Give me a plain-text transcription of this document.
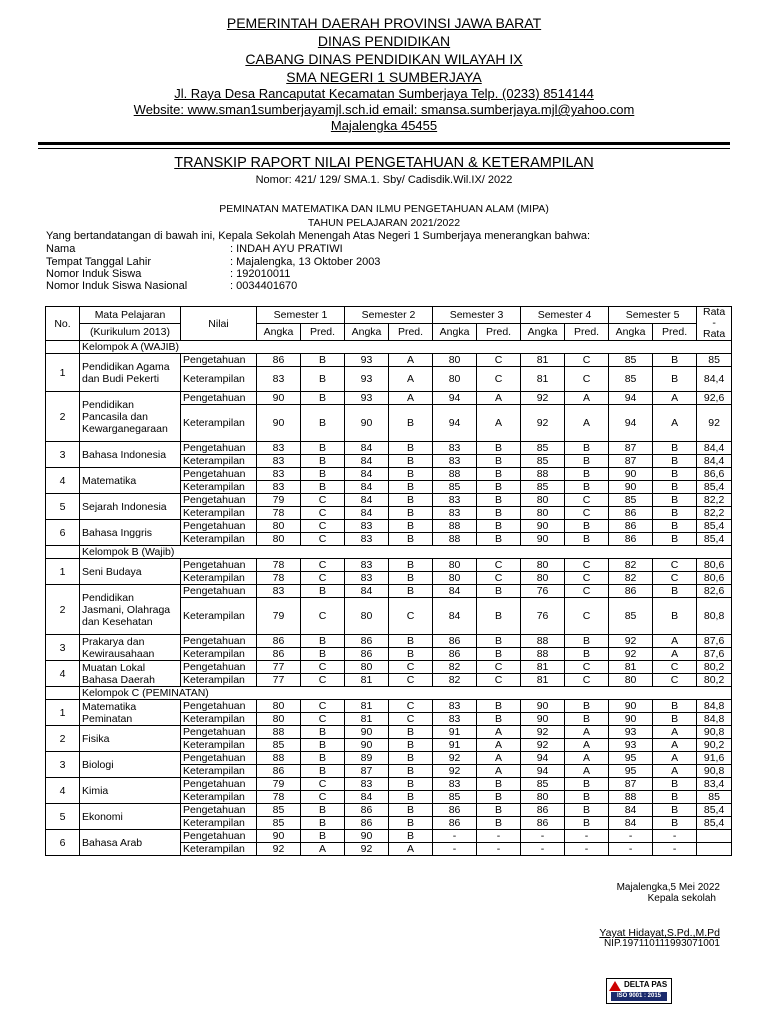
PEMERINTAH DAERAH PROVINSI JAWA BARAT
DINAS PENDIDIKAN
CABANG DINAS PENDIDIKAN WILAYAH IX
SMA NEGERI 1 SUMBERJAYA
Jl. Raya Desa Rancaputat Kecamatan Sumberjaya Telp. (0233) 8514144
Website: www.sman1sumberjayamjl.sch.id email: smansa.sumberjaya.mjl@yahoo.com
Majalengka 45455
TRANSKIP RAPORT NILAI PENGETAHUAN & KETERAMPILAN
Nomor: 421/ 129/ SMA.1. Sby/ Cadisdik.Wil.IX/ 2022
PEMINATAN MATEMATIKA DAN ILMU PENGETAHUAN ALAM (MIPA)
TAHUN PELAJARAN 2021/2022
Yang bertandatangan di bawah ini, Kepala Sekolah Menengah Atas Negeri 1 Sumberjaya menerangkan bahwa:
Nama	: INDAH AYU PRATIWI
Tempat Tanggal Lahir	: Majalengka, 13 Oktober 2003
Nomor Induk Siswa	: 192010011
Nomor Induk Siswa Nasional	: 0034401670
No.	Mata Pelajaran	Nilai	Semester 1		Semester 2		Semester 3		Semester 4		Semester 5		Rata
-
Rata
	(Kurikulum 2013)		Angka	Pred.	Angka	Pred.	Angka	Pred.	Angka	Pred.	Angka	Pred.	
	Kelompok A (WAJIB)												
1	Pendidikan Agama dan Budi Pekerti	Pengetahuan	86	B	93	A	80	C	81	C	85	B	85
		Keterampilan	83	B	93	A	80	C	81	C	85	B	84,4
2	Pendidikan Pancasila dan Kewarganegaraan	Pengetahuan	90	B	93	A	94	A	92	A	94	A	92,6
		Keterampilan	90	B	90	B	94	A	92	A	94	A	92
3	Bahasa Indonesia	Pengetahuan	83	B	84	B	83	B	85	B	87	B	84,4
		Keterampilan	83	B	84	B	83	B	85	B	87	B	84,4
4	Matematika	Pengetahuan	83	B	84	B	88	B	88	B	90	B	86,6
		Keterampilan	83	B	84	B	85	B	85	B	90	B	85,4
5	Sejarah Indonesia	Pengetahuan	79	C	84	B	83	B	80	C	85	B	82,2
		Keterampilan	78	C	84	B	83	B	80	C	86	B	82,2
6	Bahasa Inggris	Pengetahuan	80	C	83	B	88	B	90	B	86	B	85,4
		Keterampilan	80	C	83	B	88	B	90	B	86	B	85,4
	Kelompok B (Wajib)												
1	Seni Budaya	Pengetahuan	78	C	83	B	80	C	80	C	82	C	80,6
		Keterampilan	78	C	83	B	80	C	80	C	82	C	80,6
2	Pendidikan Jasmani, Olahraga dan Kesehatan	Pengetahuan	83	B	84	B	84	B	76	C	86	B	82,6
		Keterampilan	79	C	80	C	84	B	76	C	85	B	80,8
3	Prakarya dan Kewirausahaan	Pengetahuan	86	B	86	B	86	B	88	B	92	A	87,6
		Keterampilan	86	B	86	B	86	B	88	B	92	A	87,6
4	Muatan Lokal Bahasa Daerah	Pengetahuan	77	C	80	C	82	C	81	C	81	C	80,2
		Keterampilan	77	C	81	C	82	C	81	C	80	C	80,2
	Kelompok C (PEMINATAN)												
1	Matematika Peminatan	Pengetahuan	80	C	81	C	83	B	90	B	90	B	84,8
		Keterampilan	80	C	81	C	83	B	90	B	90	B	84,8
2	Fisika	Pengetahuan	88	B	90	B	91	A	92	A	93	A	90,8
		Keterampilan	85	B	90	B	91	A	92	A	93	A	90,2
3	Biologi	Pengetahuan	88	B	89	B	92	A	94	A	95	A	91,6
		Keterampilan	86	B	87	B	92	A	94	A	95	A	90,8
4	Kimia	Pengetahuan	79	C	83	B	83	B	85	B	87	B	83,4
		Keterampilan	78	C	84	B	85	B	80	B	88	B	85
5	Ekonomi	Pengetahuan	85	B	86	B	86	B	86	B	84	B	85,4
		Keterampilan	85	B	86	B	86	B	86	B	84	B	85,4
6	Bahasa Arab	Pengetahuan	90	B	90	B	-	-	-	-	-	-	
		Keterampilan	92	A	92	A	-	-	-	-	-	-	
Majalengka,5 Mei 2022
Kepala sekolah
Yayat Hidayat,S.Pd.,M.Pd
NIP.197110111993071001
DELTA PAS
ISO 9001 : 2015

*EXERCISE DIRECTIONS*: Copy the listing exactly. Any image in it stays out of the copy.

*RESULT OF THE EXERCISE*:
Give me a plain-text transcription of this document.
PEMERINTAH DAERAH PROVINSI JAWA BARAT
DINAS PENDIDIKAN
CABANG DINAS PENDIDIKAN WILAYAH IX
SMA NEGERI 1 SUMBERJAYA
Jl. Raya Desa Rancaputat Kecamatan Sumberjaya Telp. (0233) 8514144
Website: www.sman1sumberjayamjl.sch.id email: smansa.sumberjaya.mjl@yahoo.com
Majalengka 45455
TRANSKIP RAPORT NILAI PENGETAHUAN & KETERAMPILAN
Nomor: 421/ 129/ SMA.1. Sby/ Cadisdik.Wil.IX/ 2022
PEMINATAN MATEMATIKA DAN ILMU PENGETAHUAN ALAM (MIPA)
TAHUN PELAJARAN 2021/2022
Yang bertandatangan di bawah ini, Kepala Sekolah Menengah Atas Negeri 1 Sumberjaya menerangkan bahwa:
Nama	: INDAH AYU PRATIWI
Tempat Tanggal Lahir	: Majalengka, 13 Oktober 2003
Nomor Induk Siswa	: 192010011
Nomor Induk Siswa Nasional	: 0034401670
No.	Mata Pelajaran	Nilai	Semester 1		Semester 2		Semester 3		Semester 4		Semester 5		Rata
-
Rata
	(Kurikulum 2013)		Angka	Pred.	Angka	Pred.	Angka	Pred.	Angka	Pred.	Angka	Pred.	
	Kelompok A (WAJIB)												
1	Pendidikan Agama dan Budi Pekerti	Pengetahuan	86	B	93	A	80	C	81	C	85	B	85
		Keterampilan	83	B	93	A	80	C	81	C	85	B	84,4
2	Pendidikan Pancasila dan Kewarganegaraan	Pengetahuan	90	B	93	A	94	A	92	A	94	A	92,6
		Keterampilan	90	B	90	B	94	A	92	A	94	A	92
3	Bahasa Indonesia	Pengetahuan	83	B	84	B	83	B	85	B	87	B	84,4
		Keterampilan	83	B	84	B	83	B	85	B	87	B	84,4
4	Matematika	Pengetahuan	83	B	84	B	88	B	88	B	90	B	86,6
		Keterampilan	83	B	84	B	85	B	85	B	90	B	85,4
5	Sejarah Indonesia	Pengetahuan	79	C	84	B	83	B	80	C	85	B	82,2
		Keterampilan	78	C	84	B	83	B	80	C	86	B	82,2
6	Bahasa Inggris	Pengetahuan	80	C	83	B	88	B	90	B	86	B	85,4
		Keterampilan	80	C	83	B	88	B	90	B	86	B	85,4
	Kelompok B (Wajib)												
1	Seni Budaya	Pengetahuan	78	C	83	B	80	C	80	C	82	C	80,6
		Keterampilan	78	C	83	B	80	C	80	C	82	C	80,6
2	Pendidikan Jasmani, Olahraga dan Kesehatan	Pengetahuan	83	B	84	B	84	B	76	C	86	B	82,6
		Keterampilan	79	C	80	C	84	B	76	C	85	B	80,8
3	Prakarya dan Kewirausahaan	Pengetahuan	86	B	86	B	86	B	88	B	92	A	87,6
		Keterampilan	86	B	86	B	86	B	88	B	92	A	87,6
4	Muatan Lokal Bahasa Daerah	Pengetahuan	77	C	80	C	82	C	81	C	81	C	80,2
		Keterampilan	77	C	81	C	82	C	81	C	80	C	80,2
	Kelompok C (PEMINATAN)												
1	Matematika Peminatan	Pengetahuan	80	C	81	C	83	B	90	B	90	B	84,8
		Keterampilan	80	C	81	C	83	B	90	B	90	B	84,8
2	Fisika	Pengetahuan	88	B	90	B	91	A	92	A	93	A	90,8
		Keterampilan	85	B	90	B	91	A	92	A	93	A	90,2
3	Biologi	Pengetahuan	88	B	89	B	92	A	94	A	95	A	91,6
		Keterampilan	86	B	87	B	92	A	94	A	95	A	90,8
4	Kimia	Pengetahuan	79	C	83	B	83	B	85	B	87	B	83,4
		Keterampilan	78	C	84	B	85	B	80	B	88	B	85
5	Ekonomi	Pengetahuan	85	B	86	B	86	B	86	B	84	B	85,4
		Keterampilan	85	B	86	B	86	B	86	B	84	B	85,4
6	Bahasa Arab	Pengetahuan	90	B	90	B	-	-	-	-	-	-	
		Keterampilan	92	A	92	A	-	-	-	-	-	-	
Majalengka,5 Mei 2022
Kepala sekolah
Yayat Hidayat,S.Pd.,M.Pd
NIP.197110111993071001
DELTA PAS
ISO 9001 : 2015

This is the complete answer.